Una mirada desde la alcantarilla. Sorpresa - 9 Digital - Mi 9
Una mirada desde la alcantarilla. Sorpresa -
Sorpresa
Mi hijo abre las palmas y muestra las líneas azules que recorren su cuerpo bajo la piel, es translúcido como los peces a los que puede vérseles la composición interna. Mientras miro sus manos pienso en mapas, marcábamos los ríos y fronteras, los arroyos quedaban ínfimos solo en la visión las botas de goma con que recorríamos los campos. Un papel de calcar y nuestro trazo incierto, solía perderme también en los dibujos, empezaba como camino y terminaba atada a un cuello de puma con las manchas augurando disputas territoriales.

=-=-=-=-=

Conjunto de tareas ::
• 1. En el fragmento «Sorpresa», ¿qué muestra el hijo cuando abre las palmas?
• 2. ¿Puedes prolongar el fragmento «Sorpresa» desde su última oración?
Los registros no guardan ninguna relación con el fragmento «Sorpresa».

=-=-=-=-=

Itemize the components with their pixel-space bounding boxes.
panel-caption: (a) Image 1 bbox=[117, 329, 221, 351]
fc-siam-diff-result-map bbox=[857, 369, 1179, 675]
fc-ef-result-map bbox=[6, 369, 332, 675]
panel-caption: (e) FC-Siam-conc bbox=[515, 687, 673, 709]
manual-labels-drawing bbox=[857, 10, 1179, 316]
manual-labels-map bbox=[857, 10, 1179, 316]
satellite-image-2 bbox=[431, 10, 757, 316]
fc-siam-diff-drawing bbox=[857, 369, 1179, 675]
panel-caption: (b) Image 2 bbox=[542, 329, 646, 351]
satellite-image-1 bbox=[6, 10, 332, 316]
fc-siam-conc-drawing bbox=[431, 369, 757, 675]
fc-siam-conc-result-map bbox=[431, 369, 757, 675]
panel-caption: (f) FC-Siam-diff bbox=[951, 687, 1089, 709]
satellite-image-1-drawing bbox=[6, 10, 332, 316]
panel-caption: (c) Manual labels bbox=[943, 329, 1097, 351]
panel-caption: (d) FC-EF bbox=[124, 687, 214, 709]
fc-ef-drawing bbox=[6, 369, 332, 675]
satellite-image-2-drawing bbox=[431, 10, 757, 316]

=-=-=-=-=

Respuestas esperadas ::
• 1. Las líneas azules que recorren su cuerpo bajo la piel.

• 2.
Siempre me distraje, veía una cosa y de fondo crecía otra como un sueño.
Pero ahora, mientras mi hijo de tres años abre sus palmas y dice sorpresa sin pronunciar bien la palabra, ajusta sus ojos y los dientes serruchan la posibilidad de estar en otro plano.
Es ahora: sorpresa.
Poner ofrendas en la extensión de su cuerpo, llenar los dedos de cosas buenas, inaugurar el tacto cada día para que el mundo lo abrace como a cada línea de la tierra.